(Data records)
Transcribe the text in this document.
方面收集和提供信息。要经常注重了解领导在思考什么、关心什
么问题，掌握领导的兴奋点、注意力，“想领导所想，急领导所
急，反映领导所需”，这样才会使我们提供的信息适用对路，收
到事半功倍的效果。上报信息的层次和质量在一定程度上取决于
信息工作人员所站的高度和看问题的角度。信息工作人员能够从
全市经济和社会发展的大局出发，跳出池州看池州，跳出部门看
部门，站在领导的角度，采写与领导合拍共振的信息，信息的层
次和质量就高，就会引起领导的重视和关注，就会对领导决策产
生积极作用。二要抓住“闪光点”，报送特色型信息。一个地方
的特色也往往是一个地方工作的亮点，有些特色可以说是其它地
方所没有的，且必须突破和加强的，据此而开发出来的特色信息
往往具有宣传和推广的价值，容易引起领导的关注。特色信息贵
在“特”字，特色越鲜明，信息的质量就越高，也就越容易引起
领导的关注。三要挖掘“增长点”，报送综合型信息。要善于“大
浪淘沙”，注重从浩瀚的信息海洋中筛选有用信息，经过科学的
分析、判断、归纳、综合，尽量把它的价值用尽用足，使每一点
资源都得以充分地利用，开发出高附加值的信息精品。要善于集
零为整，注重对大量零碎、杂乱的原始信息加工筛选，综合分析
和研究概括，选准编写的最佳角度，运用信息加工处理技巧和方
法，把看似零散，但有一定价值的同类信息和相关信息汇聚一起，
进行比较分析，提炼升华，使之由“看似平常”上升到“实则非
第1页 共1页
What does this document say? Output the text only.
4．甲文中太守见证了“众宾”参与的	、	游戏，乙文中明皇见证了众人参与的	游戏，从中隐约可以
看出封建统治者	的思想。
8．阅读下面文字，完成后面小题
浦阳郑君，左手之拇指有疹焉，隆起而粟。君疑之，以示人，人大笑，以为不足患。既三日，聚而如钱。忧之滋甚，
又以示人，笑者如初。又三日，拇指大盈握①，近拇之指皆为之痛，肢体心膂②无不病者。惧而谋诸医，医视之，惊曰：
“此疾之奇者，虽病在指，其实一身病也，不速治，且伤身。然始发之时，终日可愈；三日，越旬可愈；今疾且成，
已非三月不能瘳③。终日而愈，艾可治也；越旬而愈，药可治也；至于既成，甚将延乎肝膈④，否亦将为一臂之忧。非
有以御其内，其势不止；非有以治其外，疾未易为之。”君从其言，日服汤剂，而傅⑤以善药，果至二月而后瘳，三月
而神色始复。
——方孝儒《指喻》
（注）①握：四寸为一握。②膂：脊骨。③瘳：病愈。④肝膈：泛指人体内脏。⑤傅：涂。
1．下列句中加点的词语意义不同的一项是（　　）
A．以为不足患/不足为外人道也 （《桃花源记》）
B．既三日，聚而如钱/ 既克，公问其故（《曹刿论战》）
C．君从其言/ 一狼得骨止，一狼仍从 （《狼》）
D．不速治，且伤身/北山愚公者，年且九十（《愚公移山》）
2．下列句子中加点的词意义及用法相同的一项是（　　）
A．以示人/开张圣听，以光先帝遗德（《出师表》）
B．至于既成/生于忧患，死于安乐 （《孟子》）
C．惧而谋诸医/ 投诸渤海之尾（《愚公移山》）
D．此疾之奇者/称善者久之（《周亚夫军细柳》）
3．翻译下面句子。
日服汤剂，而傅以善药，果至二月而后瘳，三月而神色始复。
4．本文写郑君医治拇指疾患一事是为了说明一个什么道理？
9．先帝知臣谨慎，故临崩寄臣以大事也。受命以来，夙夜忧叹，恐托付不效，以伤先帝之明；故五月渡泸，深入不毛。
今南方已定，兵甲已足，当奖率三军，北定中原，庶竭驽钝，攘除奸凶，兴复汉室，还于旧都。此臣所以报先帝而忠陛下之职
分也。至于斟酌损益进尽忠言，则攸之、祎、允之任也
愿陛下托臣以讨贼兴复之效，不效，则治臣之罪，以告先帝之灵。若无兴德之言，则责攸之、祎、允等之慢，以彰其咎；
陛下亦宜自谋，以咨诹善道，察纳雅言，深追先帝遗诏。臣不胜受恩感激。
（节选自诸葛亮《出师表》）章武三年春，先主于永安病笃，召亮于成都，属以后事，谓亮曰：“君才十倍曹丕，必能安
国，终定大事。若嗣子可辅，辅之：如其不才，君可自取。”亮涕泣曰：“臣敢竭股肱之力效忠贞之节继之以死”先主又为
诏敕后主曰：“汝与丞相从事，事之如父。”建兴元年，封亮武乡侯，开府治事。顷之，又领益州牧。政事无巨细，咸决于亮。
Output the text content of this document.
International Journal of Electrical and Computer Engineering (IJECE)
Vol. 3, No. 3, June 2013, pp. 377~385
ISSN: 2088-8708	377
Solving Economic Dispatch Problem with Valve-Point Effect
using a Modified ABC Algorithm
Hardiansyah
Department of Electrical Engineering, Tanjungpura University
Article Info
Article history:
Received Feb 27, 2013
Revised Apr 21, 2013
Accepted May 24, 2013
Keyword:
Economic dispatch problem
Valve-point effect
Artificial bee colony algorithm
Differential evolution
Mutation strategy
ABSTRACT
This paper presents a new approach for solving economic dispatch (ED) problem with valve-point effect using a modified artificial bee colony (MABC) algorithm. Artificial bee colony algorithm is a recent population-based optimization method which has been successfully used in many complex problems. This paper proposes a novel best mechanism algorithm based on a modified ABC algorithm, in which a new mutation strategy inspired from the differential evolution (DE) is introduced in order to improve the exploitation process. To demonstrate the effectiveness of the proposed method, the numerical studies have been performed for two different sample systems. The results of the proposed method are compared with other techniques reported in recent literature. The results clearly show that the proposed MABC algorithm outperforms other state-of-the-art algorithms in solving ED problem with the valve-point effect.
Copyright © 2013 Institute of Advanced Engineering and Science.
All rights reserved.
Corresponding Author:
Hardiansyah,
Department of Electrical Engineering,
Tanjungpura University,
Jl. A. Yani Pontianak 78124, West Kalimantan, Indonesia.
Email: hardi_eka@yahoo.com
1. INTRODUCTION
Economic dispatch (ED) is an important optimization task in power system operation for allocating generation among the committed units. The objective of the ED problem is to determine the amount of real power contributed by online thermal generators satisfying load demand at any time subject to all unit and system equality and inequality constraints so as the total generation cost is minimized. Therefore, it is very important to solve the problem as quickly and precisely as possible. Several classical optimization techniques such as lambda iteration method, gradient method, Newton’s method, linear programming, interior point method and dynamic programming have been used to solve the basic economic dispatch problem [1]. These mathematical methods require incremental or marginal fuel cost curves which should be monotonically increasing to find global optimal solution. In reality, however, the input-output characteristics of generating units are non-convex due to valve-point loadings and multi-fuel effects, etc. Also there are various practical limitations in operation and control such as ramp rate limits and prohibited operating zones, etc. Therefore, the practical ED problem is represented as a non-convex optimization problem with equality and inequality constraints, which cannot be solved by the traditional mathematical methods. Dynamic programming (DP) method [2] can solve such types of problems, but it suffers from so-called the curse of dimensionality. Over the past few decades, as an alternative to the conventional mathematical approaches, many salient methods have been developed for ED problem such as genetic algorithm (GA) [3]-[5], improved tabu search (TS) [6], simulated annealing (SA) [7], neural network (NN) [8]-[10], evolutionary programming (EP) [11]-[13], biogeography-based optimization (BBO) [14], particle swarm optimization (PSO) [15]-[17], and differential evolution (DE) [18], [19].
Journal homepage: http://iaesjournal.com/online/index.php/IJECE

_Required work:_ Give back the whole listing, word for word.

_Full response:_
Transcribe the text in this document.
方面收集和提供信息。要经常注重了解领导在思考什么、关心什
么问题，掌握领导的兴奋点、注意力，“想领导所想，急领导所
急，反映领导所需”，这样才会使我们提供的信息适用对路，收
到事半功倍的效果。上报信息的层次和质量在一定程度上取决于
信息工作人员所站的高度和看问题的角度。信息工作人员能够从
全市经济和社会发展的大局出发，跳出池州看池州，跳出部门看
部门，站在领导的角度，采写与领导合拍共振的信息，信息的层
次和质量就高，就会引起领导的重视和关注，就会对领导决策产
生积极作用。二要抓住“闪光点”，报送特色型信息。一个地方
的特色也往往是一个地方工作的亮点，有些特色可以说是其它地
方所没有的，且必须突破和加强的，据此而开发出来的特色信息
往往具有宣传和推广的价值，容易引起领导的关注。特色信息贵
在“特”字，特色越鲜明，信息的质量就越高，也就越容易引起
领导的关注。三要挖掘“增长点”，报送综合型信息。要善于“大
浪淘沙”，注重从浩瀚的信息海洋中筛选有用信息，经过科学的
分析、判断、归纳、综合，尽量把它的价值用尽用足，使每一点
资源都得以充分地利用，开发出高附加值的信息精品。要善于集
零为整，注重对大量零碎、杂乱的原始信息加工筛选，综合分析
和研究概括，选准编写的最佳角度，运用信息加工处理技巧和方
法，把看似零散，但有一定价值的同类信息和相关信息汇聚一起，
进行比较分析，提炼升华，使之由“看似平常”上升到“实则非
第1页 共1页
What does this document say? Output the text only.
4．甲文中太守见证了“众宾”参与的	、	游戏，乙文中明皇见证了众人参与的	游戏，从中隐约可以
看出封建统治者	的思想。
8．阅读下面文字，完成后面小题
浦阳郑君，左手之拇指有疹焉，隆起而粟。君疑之，以示人，人大笑，以为不足患。既三日，聚而如钱。忧之滋甚，
又以示人，笑者如初。又三日，拇指大盈握①，近拇之指皆为之痛，肢体心膂②无不病者。惧而谋诸医，医视之，惊曰：
“此疾之奇者，虽病在指，其实一身病也，不速治，且伤身。然始发之时，终日可愈；三日，越旬可愈；今疾且成，
已非三月不能瘳③。终日而愈，艾可治也；越旬而愈，药可治也；至于既成，甚将延乎肝膈④，否亦将为一臂之忧。非
有以御其内，其势不止；非有以治其外，疾未易为之。”君从其言，日服汤剂，而傅⑤以善药，果至二月而后瘳，三月
而神色始复。
——方孝儒《指喻》
（注）①握：四寸为一握。②膂：脊骨。③瘳：病愈。④肝膈：泛指人体内脏。⑤傅：涂。
1．下列句中加点的词语意义不同的一项是（　　）
A．以为不足患/不足为外人道也 （《桃花源记》）
B．既三日，聚而如钱/ 既克，公问其故（《曹刿论战》）
C．君从其言/ 一狼得骨止，一狼仍从 （《狼》）
D．不速治，且伤身/北山愚公者，年且九十（《愚公移山》）
2．下列句子中加点的词意义及用法相同的一项是（　　）
A．以示人/开张圣听，以光先帝遗德（《出师表》）
B．至于既成/生于忧患，死于安乐 （《孟子》）
C．惧而谋诸医/ 投诸渤海之尾（《愚公移山》）
D．此疾之奇者/称善者久之（《周亚夫军细柳》）
3．翻译下面句子。
日服汤剂，而傅以善药，果至二月而后瘳，三月而神色始复。
4．本文写郑君医治拇指疾患一事是为了说明一个什么道理？
9．先帝知臣谨慎，故临崩寄臣以大事也。受命以来，夙夜忧叹，恐托付不效，以伤先帝之明；故五月渡泸，深入不毛。
今南方已定，兵甲已足，当奖率三军，北定中原，庶竭驽钝，攘除奸凶，兴复汉室，还于旧都。此臣所以报先帝而忠陛下之职
分也。至于斟酌损益进尽忠言，则攸之、祎、允之任也
愿陛下托臣以讨贼兴复之效，不效，则治臣之罪，以告先帝之灵。若无兴德之言，则责攸之、祎、允等之慢，以彰其咎；
陛下亦宜自谋，以咨诹善道，察纳雅言，深追先帝遗诏。臣不胜受恩感激。
（节选自诸葛亮《出师表》）章武三年春，先主于永安病笃，召亮于成都，属以后事，谓亮曰：“君才十倍曹丕，必能安
国，终定大事。若嗣子可辅，辅之：如其不才，君可自取。”亮涕泣曰：“臣敢竭股肱之力效忠贞之节继之以死”先主又为
诏敕后主曰：“汝与丞相从事，事之如父。”建兴元年，封亮武乡侯，开府治事。顷之，又领益州牧。政事无巨细，咸决于亮。
Output the text content of this document.
International Journal of Electrical and Computer Engineering (IJECE)
Vol. 3, No. 3, June 2013, pp. 377~385
ISSN: 2088-8708	377
Solving Economic Dispatch Problem with Valve-Point Effect
using a Modified ABC Algorithm
Hardiansyah
Department of Electrical Engineering, Tanjungpura University
Article Info
Article history:
Received Feb 27, 2013
Revised Apr 21, 2013
Accepted May 24, 2013
Keyword:
Economic dispatch problem
Valve-point effect
Artificial bee colony algorithm
Differential evolution
Mutation strategy
ABSTRACT
This paper presents a new approach for solving economic dispatch (ED) problem with valve-point effect using a modified artificial bee colony (MABC) algorithm. Artificial bee colony algorithm is a recent population-based optimization method which has been successfully used in many complex problems. This paper proposes a novel best mechanism algorithm based on a modified ABC algorithm, in which a new mutation strategy inspired from the differential evolution (DE) is introduced in order to improve the exploitation process. To demonstrate the effectiveness of the proposed method, the numerical studies have been performed for two different sample systems. The results of the proposed method are compared with other techniques reported in recent literature. The results clearly show that the proposed MABC algorithm outperforms other state-of-the-art algorithms in solving ED problem with the valve-point effect.
Copyright © 2013 Institute of Advanced Engineering and Science.
All rights reserved.
Corresponding Author:
Hardiansyah,
Department of Electrical Engineering,
Tanjungpura University,
Jl. A. Yani Pontianak 78124, West Kalimantan, Indonesia.
Email: hardi_eka@yahoo.com
1. INTRODUCTION
Economic dispatch (ED) is an important optimization task in power system operation for allocating generation among the committed units. The objective of the ED problem is to determine the amount of real power contributed by online thermal generators satisfying load demand at any time subject to all unit and system equality and inequality constraints so as the total generation cost is minimized. Therefore, it is very important to solve the problem as quickly and precisely as possible. Several classical optimization techniques such as lambda iteration method, gradient method, Newton’s method, linear programming, interior point method and dynamic programming have been used to solve the basic economic dispatch problem [1]. These mathematical methods require incremental or marginal fuel cost curves which should be monotonically increasing to find global optimal solution. In reality, however, the input-output characteristics of generating units are non-convex due to valve-point loadings and multi-fuel effects, etc. Also there are various practical limitations in operation and control such as ramp rate limits and prohibited operating zones, etc. Therefore, the practical ED problem is represented as a non-convex optimization problem with equality and inequality constraints, which cannot be solved by the traditional mathematical methods. Dynamic programming (DP) method [2] can solve such types of problems, but it suffers from so-called the curse of dimensionality. Over the past few decades, as an alternative to the conventional mathematical approaches, many salient methods have been developed for ED problem such as genetic algorithm (GA) [3]-[5], improved tabu search (TS) [6], simulated annealing (SA) [7], neural network (NN) [8]-[10], evolutionary programming (EP) [11]-[13], biogeography-based optimization (BBO) [14], particle swarm optimization (PSO) [15]-[17], and differential evolution (DE) [18], [19].
Journal homepage: http://iaesjournal.com/online/index.php/IJECE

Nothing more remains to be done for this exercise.